--- Start EXERCISE INPUTS ---
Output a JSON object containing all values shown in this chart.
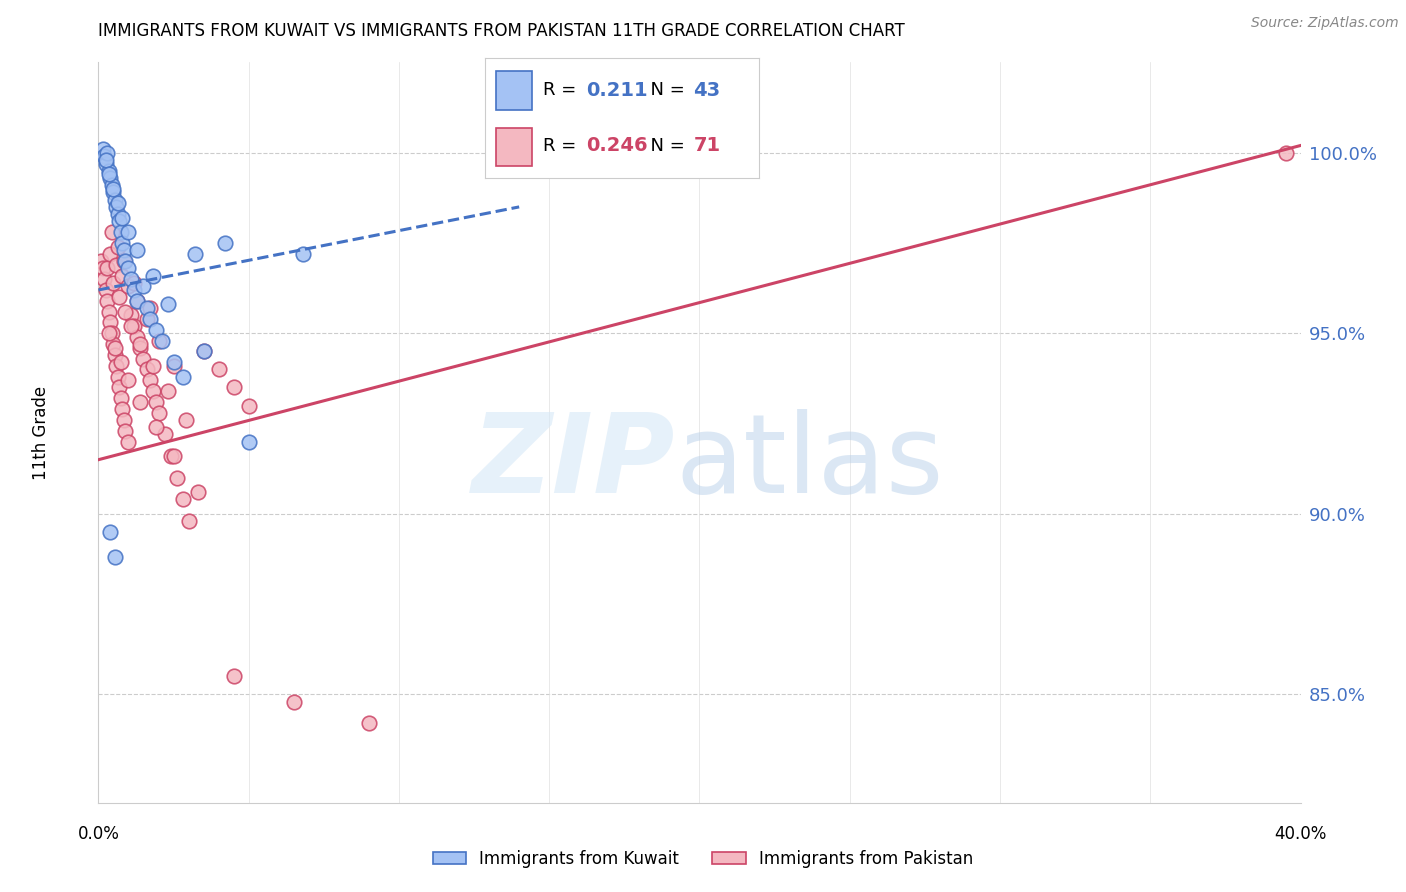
{
  "title": "IMMIGRANTS FROM KUWAIT VS IMMIGRANTS FROM PAKISTAN 11TH GRADE CORRELATION CHART",
  "source": "Source: ZipAtlas.com",
  "ylabel": "11th Grade",
  "ylabel_right_ticks": [
    85.0,
    90.0,
    95.0,
    100.0
  ],
  "ylabel_right_labels": [
    "85.0%",
    "90.0%",
    "95.0%",
    "100.0%"
  ],
  "xmin": 0.0,
  "xmax": 40.0,
  "ymin": 82.0,
  "ymax": 102.5,
  "legend_blue_r": "0.211",
  "legend_blue_n": "43",
  "legend_pink_r": "0.246",
  "legend_pink_n": "71",
  "blue_color": "#a4c2f4",
  "pink_color": "#f4b8c1",
  "blue_line_color": "#4472c4",
  "pink_line_color": "#cc4466",
  "blue_trend_x": [
    0.0,
    14.0
  ],
  "blue_trend_y": [
    96.2,
    98.5
  ],
  "pink_trend_x": [
    0.0,
    40.0
  ],
  "pink_trend_y": [
    91.5,
    100.2
  ],
  "kuwait_x": [
    0.15,
    0.2,
    0.25,
    0.3,
    0.35,
    0.4,
    0.45,
    0.5,
    0.55,
    0.6,
    0.65,
    0.7,
    0.75,
    0.8,
    0.85,
    0.9,
    1.0,
    1.1,
    1.2,
    1.3,
    1.5,
    1.6,
    1.7,
    1.9,
    2.1,
    2.5,
    2.8,
    3.2,
    4.2,
    6.8,
    0.25,
    0.35,
    0.5,
    0.65,
    0.8,
    1.0,
    1.3,
    1.8,
    2.3,
    3.5,
    5.0,
    0.4,
    0.55
  ],
  "kuwait_y": [
    100.1,
    99.9,
    99.7,
    100.0,
    99.5,
    99.3,
    99.1,
    98.9,
    98.7,
    98.5,
    98.3,
    98.1,
    97.8,
    97.5,
    97.3,
    97.0,
    96.8,
    96.5,
    96.2,
    95.9,
    96.3,
    95.7,
    95.4,
    95.1,
    94.8,
    94.2,
    93.8,
    97.2,
    97.5,
    97.2,
    99.8,
    99.4,
    99.0,
    98.6,
    98.2,
    97.8,
    97.3,
    96.6,
    95.8,
    94.5,
    92.0,
    89.5,
    88.8
  ],
  "pakistan_x": [
    0.1,
    0.15,
    0.2,
    0.25,
    0.3,
    0.35,
    0.4,
    0.45,
    0.5,
    0.55,
    0.6,
    0.65,
    0.7,
    0.75,
    0.8,
    0.85,
    0.9,
    1.0,
    1.1,
    1.2,
    1.3,
    1.4,
    1.5,
    1.6,
    1.7,
    1.8,
    1.9,
    2.0,
    2.2,
    2.4,
    2.6,
    2.8,
    3.0,
    3.5,
    4.0,
    4.5,
    5.0,
    0.3,
    0.5,
    0.7,
    0.9,
    1.1,
    1.4,
    1.8,
    2.3,
    2.9,
    0.4,
    0.6,
    0.8,
    1.0,
    1.3,
    1.6,
    2.0,
    2.5,
    0.35,
    0.55,
    0.75,
    1.0,
    1.4,
    1.9,
    2.5,
    3.3,
    4.5,
    6.5,
    9.0,
    39.5,
    0.45,
    0.65,
    0.85,
    1.2,
    1.7
  ],
  "pakistan_y": [
    97.0,
    96.8,
    96.5,
    96.2,
    95.9,
    95.6,
    95.3,
    95.0,
    94.7,
    94.4,
    94.1,
    93.8,
    93.5,
    93.2,
    92.9,
    92.6,
    92.3,
    92.0,
    95.5,
    95.2,
    94.9,
    94.6,
    94.3,
    94.0,
    93.7,
    93.4,
    93.1,
    92.8,
    92.2,
    91.6,
    91.0,
    90.4,
    89.8,
    94.5,
    94.0,
    93.5,
    93.0,
    96.8,
    96.4,
    96.0,
    95.6,
    95.2,
    94.7,
    94.1,
    93.4,
    92.6,
    97.2,
    96.9,
    96.6,
    96.3,
    95.9,
    95.4,
    94.8,
    94.1,
    95.0,
    94.6,
    94.2,
    93.7,
    93.1,
    92.4,
    91.6,
    90.6,
    85.5,
    84.8,
    84.2,
    100.0,
    97.8,
    97.4,
    97.0,
    96.4,
    95.7
  ]
}
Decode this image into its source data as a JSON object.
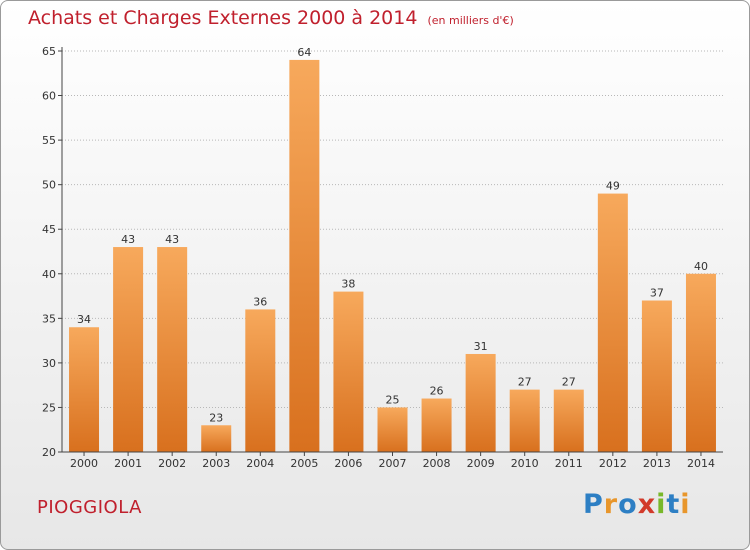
{
  "header": {
    "title": "Achats et Charges Externes 2000 à 2014",
    "unit": "(en milliers d'€)"
  },
  "footer": {
    "commune": "PIOGGIOLA",
    "logo": "Proxiti"
  },
  "colors": {
    "title": "#c0202d",
    "bar_light": "#f7a95c",
    "bar_dark": "#d8701e",
    "axis": "#444444",
    "grid": "#b8b8b8"
  },
  "chart_data": {
    "type": "bar",
    "title": "Achats et Charges Externes 2000 à 2014",
    "subtitle": "(en milliers d'€)",
    "categories": [
      "2000",
      "2001",
      "2002",
      "2003",
      "2004",
      "2005",
      "2006",
      "2007",
      "2008",
      "2009",
      "2010",
      "2011",
      "2012",
      "2013",
      "2014"
    ],
    "values": [
      34,
      43,
      43,
      23,
      36,
      64,
      38,
      25,
      26,
      31,
      27,
      27,
      49,
      37,
      40
    ],
    "ylim": [
      20,
      65
    ],
    "yticks": [
      20,
      25,
      30,
      35,
      40,
      45,
      50,
      55,
      60,
      65
    ],
    "grid": true,
    "data_labels": true
  }
}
--- End EXERCISE INPUTS ---
* _OBJECTIVE_: Set the data above down again exactly as given, with no pictures.

* _COMPLETE RESPONSE_:
Output a JSON object containing all values shown in this chart.
{
  "title": "IMMIGRANTS FROM KUWAIT VS IMMIGRANTS FROM PAKISTAN 11TH GRADE CORRELATION CHART",
  "source": "Source: ZipAtlas.com",
  "ylabel": "11th Grade",
  "ylabel_right_ticks": [
    85.0,
    90.0,
    95.0,
    100.0
  ],
  "ylabel_right_labels": [
    "85.0%",
    "90.0%",
    "95.0%",
    "100.0%"
  ],
  "xmin": 0.0,
  "xmax": 40.0,
  "ymin": 82.0,
  "ymax": 102.5,
  "legend_blue_r": "0.211",
  "legend_blue_n": "43",
  "legend_pink_r": "0.246",
  "legend_pink_n": "71",
  "blue_color": "#a4c2f4",
  "pink_color": "#f4b8c1",
  "blue_line_color": "#4472c4",
  "pink_line_color": "#cc4466",
  "blue_trend_x": [
    0.0,
    14.0
  ],
  "blue_trend_y": [
    96.2,
    98.5
  ],
  "pink_trend_x": [
    0.0,
    40.0
  ],
  "pink_trend_y": [
    91.5,
    100.2
  ],
  "kuwait_x": [
    0.15,
    0.2,
    0.25,
    0.3,
    0.35,
    0.4,
    0.45,
    0.5,
    0.55,
    0.6,
    0.65,
    0.7,
    0.75,
    0.8,
    0.85,
    0.9,
    1.0,
    1.1,
    1.2,
    1.3,
    1.5,
    1.6,
    1.7,
    1.9,
    2.1,
    2.5,
    2.8,
    3.2,
    4.2,
    6.8,
    0.25,
    0.35,
    0.5,
    0.65,
    0.8,
    1.0,
    1.3,
    1.8,
    2.3,
    3.5,
    5.0,
    0.4,
    0.55
  ],
  "kuwait_y": [
    100.1,
    99.9,
    99.7,
    100.0,
    99.5,
    99.3,
    99.1,
    98.9,
    98.7,
    98.5,
    98.3,
    98.1,
    97.8,
    97.5,
    97.3,
    97.0,
    96.8,
    96.5,
    96.2,
    95.9,
    96.3,
    95.7,
    95.4,
    95.1,
    94.8,
    94.2,
    93.8,
    97.2,
    97.5,
    97.2,
    99.8,
    99.4,
    99.0,
    98.6,
    98.2,
    97.8,
    97.3,
    96.6,
    95.8,
    94.5,
    92.0,
    89.5,
    88.8
  ],
  "pakistan_x": [
    0.1,
    0.15,
    0.2,
    0.25,
    0.3,
    0.35,
    0.4,
    0.45,
    0.5,
    0.55,
    0.6,
    0.65,
    0.7,
    0.75,
    0.8,
    0.85,
    0.9,
    1.0,
    1.1,
    1.2,
    1.3,
    1.4,
    1.5,
    1.6,
    1.7,
    1.8,
    1.9,
    2.0,
    2.2,
    2.4,
    2.6,
    2.8,
    3.0,
    3.5,
    4.0,
    4.5,
    5.0,
    0.3,
    0.5,
    0.7,
    0.9,
    1.1,
    1.4,
    1.8,
    2.3,
    2.9,
    0.4,
    0.6,
    0.8,
    1.0,
    1.3,
    1.6,
    2.0,
    2.5,
    0.35,
    0.55,
    0.75,
    1.0,
    1.4,
    1.9,
    2.5,
    3.3,
    4.5,
    6.5,
    9.0,
    39.5,
    0.45,
    0.65,
    0.85,
    1.2,
    1.7
  ],
  "pakistan_y": [
    97.0,
    96.8,
    96.5,
    96.2,
    95.9,
    95.6,
    95.3,
    95.0,
    94.7,
    94.4,
    94.1,
    93.8,
    93.5,
    93.2,
    92.9,
    92.6,
    92.3,
    92.0,
    95.5,
    95.2,
    94.9,
    94.6,
    94.3,
    94.0,
    93.7,
    93.4,
    93.1,
    92.8,
    92.2,
    91.6,
    91.0,
    90.4,
    89.8,
    94.5,
    94.0,
    93.5,
    93.0,
    96.8,
    96.4,
    96.0,
    95.6,
    95.2,
    94.7,
    94.1,
    93.4,
    92.6,
    97.2,
    96.9,
    96.6,
    96.3,
    95.9,
    95.4,
    94.8,
    94.1,
    95.0,
    94.6,
    94.2,
    93.7,
    93.1,
    92.4,
    91.6,
    90.6,
    85.5,
    84.8,
    84.2,
    100.0,
    97.8,
    97.4,
    97.0,
    96.4,
    95.7
  ]
}
Decode this image into its source data as a JSON object.
{
  "header": {
    "title": "Achats et Charges Externes 2000 à 2014",
    "unit": "(en milliers d'€)"
  },
  "footer": {
    "commune": "PIOGGIOLA",
    "logo": "Proxiti"
  },
  "colors": {
    "title": "#c0202d",
    "bar_light": "#f7a95c",
    "bar_dark": "#d8701e",
    "axis": "#444444",
    "grid": "#b8b8b8"
  },
  "chart_data": {
    "type": "bar",
    "title": "Achats et Charges Externes 2000 à 2014",
    "subtitle": "(en milliers d'€)",
    "categories": [
      "2000",
      "2001",
      "2002",
      "2003",
      "2004",
      "2005",
      "2006",
      "2007",
      "2008",
      "2009",
      "2010",
      "2011",
      "2012",
      "2013",
      "2014"
    ],
    "values": [
      34,
      43,
      43,
      23,
      36,
      64,
      38,
      25,
      26,
      31,
      27,
      27,
      49,
      37,
      40
    ],
    "ylim": [
      20,
      65
    ],
    "yticks": [
      20,
      25,
      30,
      35,
      40,
      45,
      50,
      55,
      60,
      65
    ],
    "grid": true,
    "data_labels": true
  }
}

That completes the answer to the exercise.